The problem:
Reproduce the full listing that appears beneath this instruction exactly.

Listed records:
* * *
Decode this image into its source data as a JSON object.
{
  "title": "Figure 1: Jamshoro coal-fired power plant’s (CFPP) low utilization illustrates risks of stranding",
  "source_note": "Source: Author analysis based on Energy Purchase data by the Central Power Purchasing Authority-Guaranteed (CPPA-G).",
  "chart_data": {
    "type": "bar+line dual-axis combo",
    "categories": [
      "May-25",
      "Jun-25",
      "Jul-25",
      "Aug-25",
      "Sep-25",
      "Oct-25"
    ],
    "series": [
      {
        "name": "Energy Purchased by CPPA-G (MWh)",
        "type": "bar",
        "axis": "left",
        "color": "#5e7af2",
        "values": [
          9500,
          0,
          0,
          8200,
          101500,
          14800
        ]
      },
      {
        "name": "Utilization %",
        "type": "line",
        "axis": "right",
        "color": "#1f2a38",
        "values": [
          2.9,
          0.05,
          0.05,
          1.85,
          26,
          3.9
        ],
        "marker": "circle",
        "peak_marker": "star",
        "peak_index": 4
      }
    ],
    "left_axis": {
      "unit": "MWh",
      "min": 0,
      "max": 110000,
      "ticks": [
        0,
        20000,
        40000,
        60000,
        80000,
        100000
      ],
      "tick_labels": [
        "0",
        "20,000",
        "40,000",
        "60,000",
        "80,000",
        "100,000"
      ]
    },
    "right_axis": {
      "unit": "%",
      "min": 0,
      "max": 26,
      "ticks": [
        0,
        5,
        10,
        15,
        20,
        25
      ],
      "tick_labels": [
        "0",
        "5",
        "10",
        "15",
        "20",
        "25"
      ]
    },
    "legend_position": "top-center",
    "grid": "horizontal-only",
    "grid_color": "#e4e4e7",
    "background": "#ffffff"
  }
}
* * *
Solution for this problem:
Decode this image into its source data as a JSON object.
{
  "title": "Figure 1: Jamshoro coal-fired power plant’s (CFPP) low utilization illustrates risks of stranding",
  "source_note": "Source: Author analysis based on Energy Purchase data by the Central Power Purchasing Authority-Guaranteed (CPPA-G).",
  "chart_data": {
    "type": "bar+line dual-axis combo",
    "categories": [
      "May-25",
      "Jun-25",
      "Jul-25",
      "Aug-25",
      "Sep-25",
      "Oct-25"
    ],
    "series": [
      {
        "name": "Energy Purchased by CPPA-G (MWh)",
        "type": "bar",
        "axis": "left",
        "color": "#5e7af2",
        "values": [
          9500,
          0,
          0,
          8200,
          101500,
          14800
        ]
      },
      {
        "name": "Utilization %",
        "type": "line",
        "axis": "right",
        "color": "#1f2a38",
        "values": [
          2.9,
          0.05,
          0.05,
          1.85,
          26,
          3.9
        ],
        "marker": "circle",
        "peak_marker": "star",
        "peak_index": 4
      }
    ],
    "left_axis": {
      "unit": "MWh",
      "min": 0,
      "max": 110000,
      "ticks": [
        0,
        20000,
        40000,
        60000,
        80000,
        100000
      ],
      "tick_labels": [
        "0",
        "20,000",
        "40,000",
        "60,000",
        "80,000",
        "100,000"
      ]
    },
    "right_axis": {
      "unit": "%",
      "min": 0,
      "max": 26,
      "ticks": [
        0,
        5,
        10,
        15,
        20,
        25
      ],
      "tick_labels": [
        "0",
        "5",
        "10",
        "15",
        "20",
        "25"
      ]
    },
    "legend_position": "top-center",
    "grid": "horizontal-only",
    "grid_color": "#e4e4e7",
    "background": "#ffffff"
  }
}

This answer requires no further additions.